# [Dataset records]
****

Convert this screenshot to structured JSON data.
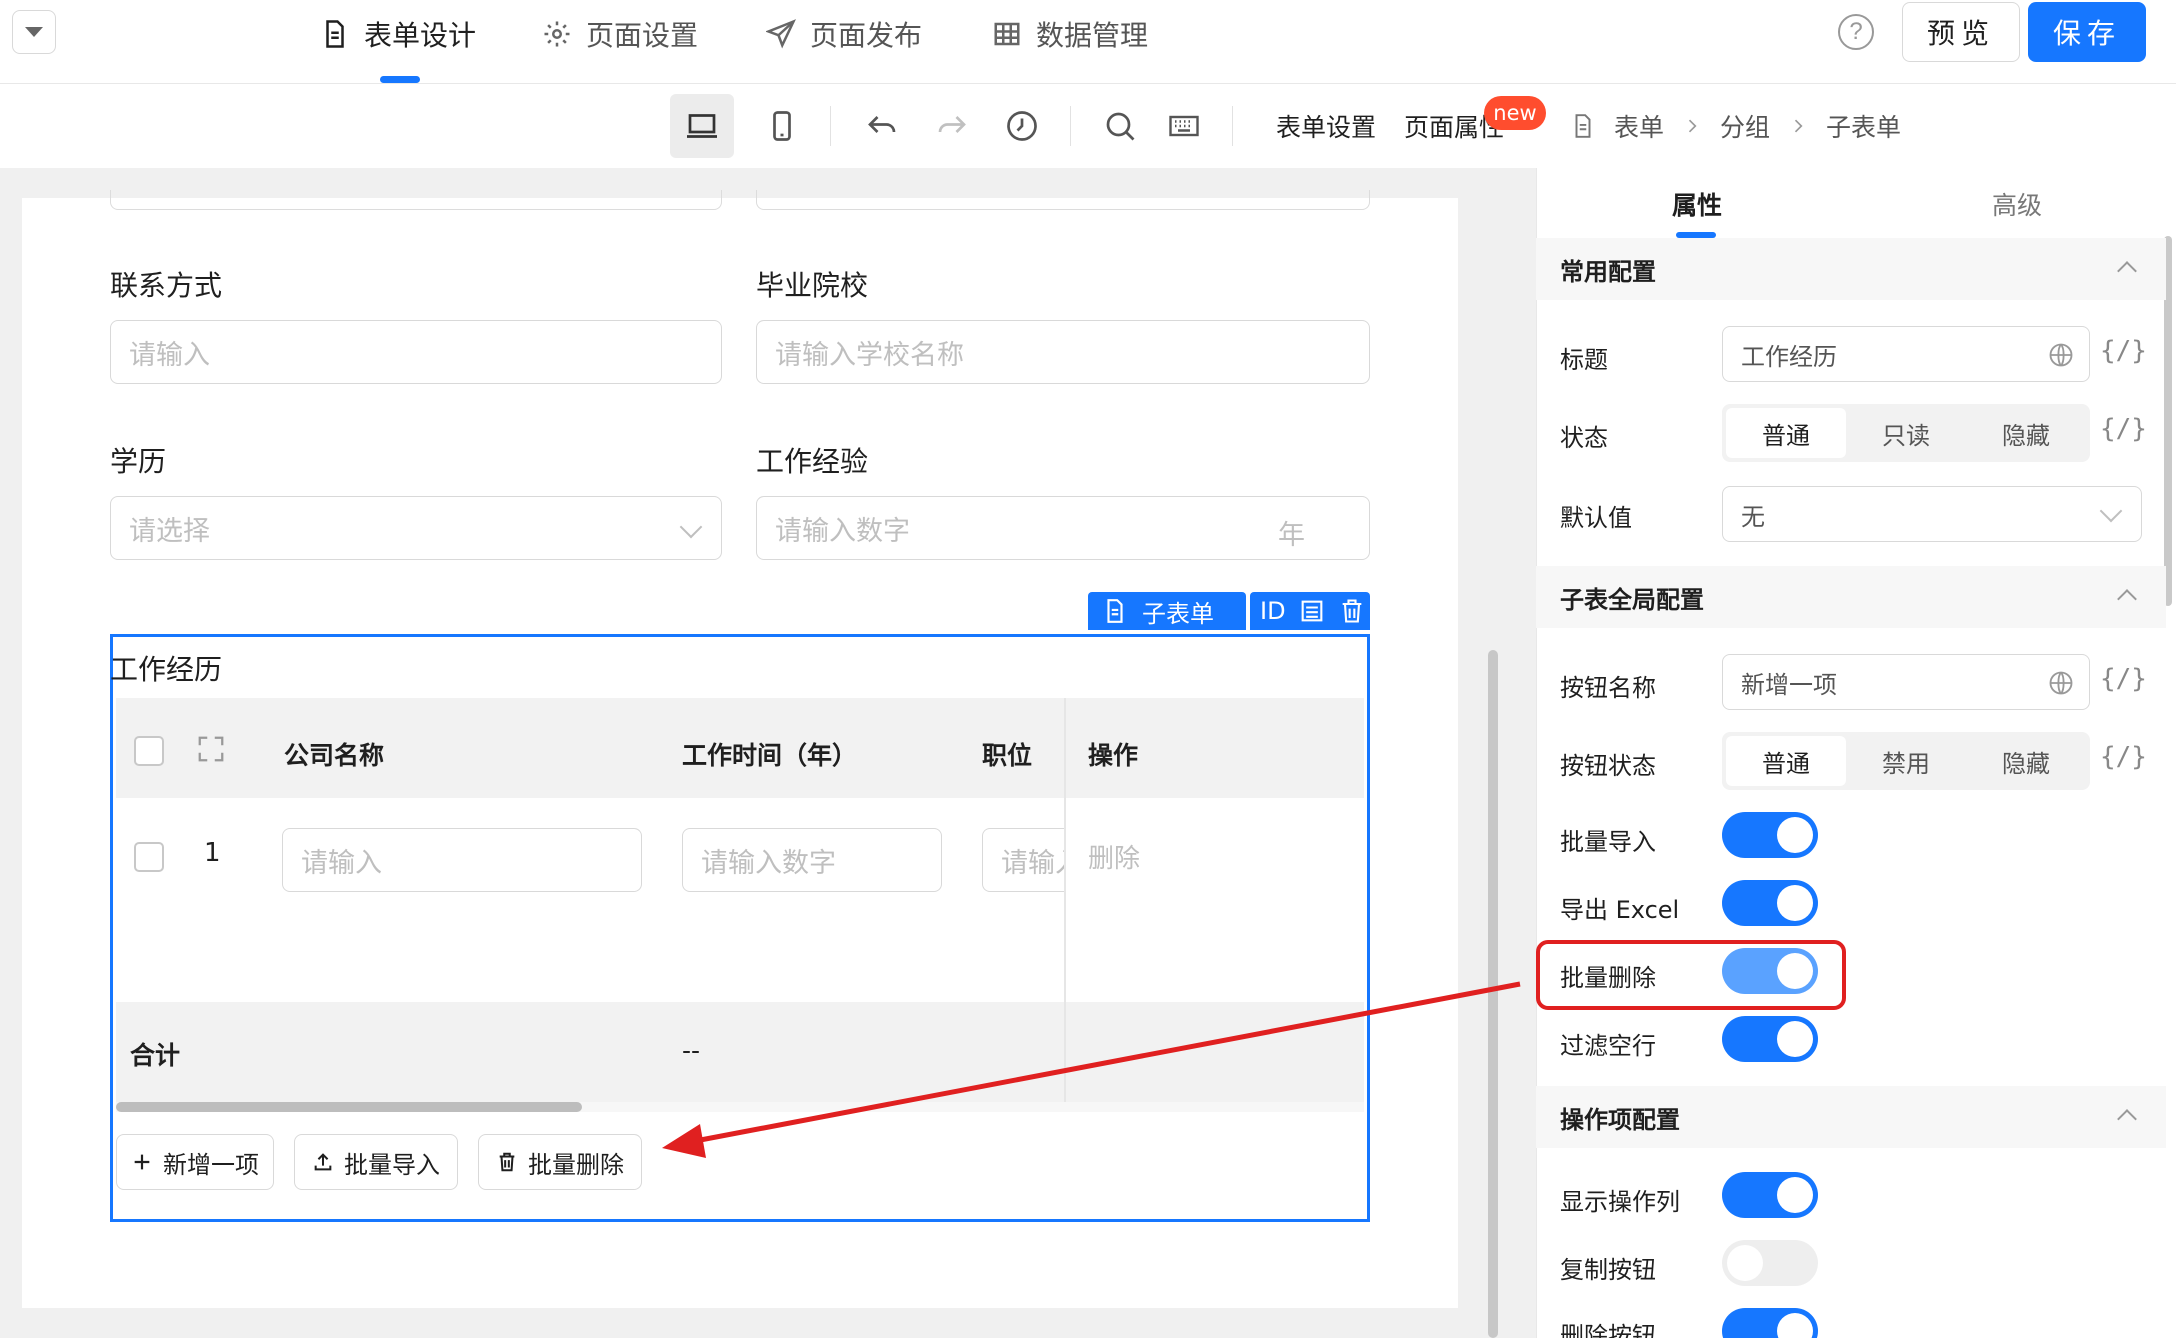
{
  "nav": {
    "tabs": [
      {
        "label": "表单设计",
        "icon": "document-icon",
        "active": true
      },
      {
        "label": "页面设置",
        "icon": "gear-icon",
        "active": false
      },
      {
        "label": "页面发布",
        "icon": "send-icon",
        "active": false
      },
      {
        "label": "数据管理",
        "icon": "table-icon",
        "active": false
      }
    ],
    "help_glyph": "?",
    "preview_label": "预览",
    "save_label": "保存"
  },
  "toolbar": {
    "form_settings_label": "表单设置",
    "page_props_label": "页面属性",
    "new_badge": "new"
  },
  "breadcrumb": [
    "表单",
    "分组",
    "子表单"
  ],
  "form": {
    "fields": [
      {
        "label": "联系方式",
        "placeholder": "请输入"
      },
      {
        "label": "毕业院校",
        "placeholder": "请输入学校名称"
      },
      {
        "label": "学历",
        "placeholder": "请选择"
      },
      {
        "label": "工作经验",
        "placeholder": "请输入数字",
        "suffix": "年"
      }
    ],
    "subform": {
      "tag_label": "子表单",
      "id_label": "ID",
      "title": "工作经历",
      "columns": [
        "公司名称",
        "工作时间（年）",
        "职位",
        "操作"
      ],
      "row": {
        "index": "1",
        "cells": [
          "请输入",
          "请输入数字",
          "请输入"
        ],
        "action": "删除"
      },
      "sum_label": "合计",
      "sum_value": "--",
      "buttons": [
        "新增一项",
        "批量导入",
        "批量删除"
      ]
    }
  },
  "panel": {
    "tabs": [
      "属性",
      "高级"
    ],
    "sections": [
      {
        "title": "常用配置",
        "rows": [
          {
            "label": "标题",
            "value": "工作经历"
          },
          {
            "label": "状态",
            "options": [
              "普通",
              "只读",
              "隐藏"
            ],
            "selected": "普通"
          },
          {
            "label": "默认值",
            "value": "无"
          }
        ]
      },
      {
        "title": "子表全局配置",
        "rows": [
          {
            "label": "按钮名称",
            "value": "新增一项"
          },
          {
            "label": "按钮状态",
            "options": [
              "普通",
              "禁用",
              "隐藏"
            ],
            "selected": "普通"
          },
          {
            "label": "批量导入",
            "on": true
          },
          {
            "label": "导出 Excel",
            "on": true
          },
          {
            "label": "批量删除",
            "on": true
          },
          {
            "label": "过滤空行",
            "on": true
          }
        ]
      },
      {
        "title": "操作项配置",
        "rows": [
          {
            "label": "显示操作列",
            "on": true
          },
          {
            "label": "复制按钮",
            "on": false
          },
          {
            "label": "删除按钮",
            "on": true
          }
        ]
      }
    ],
    "code_glyph": "{/}"
  },
  "colors": {
    "accent": "#1677ff",
    "highlight": "#e02020",
    "badge": "#ff4d2e"
  }
}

****

# [SHORT EXERCISE]
Every line of the material is to be quoted exactly, with no pictures carried over.

# [RESULT OF THE TASK]
Convert this screenshot to structured JSON data.
{
  "nav": {
    "tabs": [
      {
        "label": "表单设计",
        "icon": "document-icon",
        "active": true
      },
      {
        "label": "页面设置",
        "icon": "gear-icon",
        "active": false
      },
      {
        "label": "页面发布",
        "icon": "send-icon",
        "active": false
      },
      {
        "label": "数据管理",
        "icon": "table-icon",
        "active": false
      }
    ],
    "help_glyph": "?",
    "preview_label": "预览",
    "save_label": "保存"
  },
  "toolbar": {
    "form_settings_label": "表单设置",
    "page_props_label": "页面属性",
    "new_badge": "new"
  },
  "breadcrumb": [
    "表单",
    "分组",
    "子表单"
  ],
  "form": {
    "fields": [
      {
        "label": "联系方式",
        "placeholder": "请输入"
      },
      {
        "label": "毕业院校",
        "placeholder": "请输入学校名称"
      },
      {
        "label": "学历",
        "placeholder": "请选择"
      },
      {
        "label": "工作经验",
        "placeholder": "请输入数字",
        "suffix": "年"
      }
    ],
    "subform": {
      "tag_label": "子表单",
      "id_label": "ID",
      "title": "工作经历",
      "columns": [
        "公司名称",
        "工作时间（年）",
        "职位",
        "操作"
      ],
      "row": {
        "index": "1",
        "cells": [
          "请输入",
          "请输入数字",
          "请输入"
        ],
        "action": "删除"
      },
      "sum_label": "合计",
      "sum_value": "--",
      "buttons": [
        "新增一项",
        "批量导入",
        "批量删除"
      ]
    }
  },
  "panel": {
    "tabs": [
      "属性",
      "高级"
    ],
    "sections": [
      {
        "title": "常用配置",
        "rows": [
          {
            "label": "标题",
            "value": "工作经历"
          },
          {
            "label": "状态",
            "options": [
              "普通",
              "只读",
              "隐藏"
            ],
            "selected": "普通"
          },
          {
            "label": "默认值",
            "value": "无"
          }
        ]
      },
      {
        "title": "子表全局配置",
        "rows": [
          {
            "label": "按钮名称",
            "value": "新增一项"
          },
          {
            "label": "按钮状态",
            "options": [
              "普通",
              "禁用",
              "隐藏"
            ],
            "selected": "普通"
          },
          {
            "label": "批量导入",
            "on": true
          },
          {
            "label": "导出 Excel",
            "on": true
          },
          {
            "label": "批量删除",
            "on": true
          },
          {
            "label": "过滤空行",
            "on": true
          }
        ]
      },
      {
        "title": "操作项配置",
        "rows": [
          {
            "label": "显示操作列",
            "on": true
          },
          {
            "label": "复制按钮",
            "on": false
          },
          {
            "label": "删除按钮",
            "on": true
          }
        ]
      }
    ],
    "code_glyph": "{/}"
  },
  "colors": {
    "accent": "#1677ff",
    "highlight": "#e02020",
    "badge": "#ff4d2e"
  }
}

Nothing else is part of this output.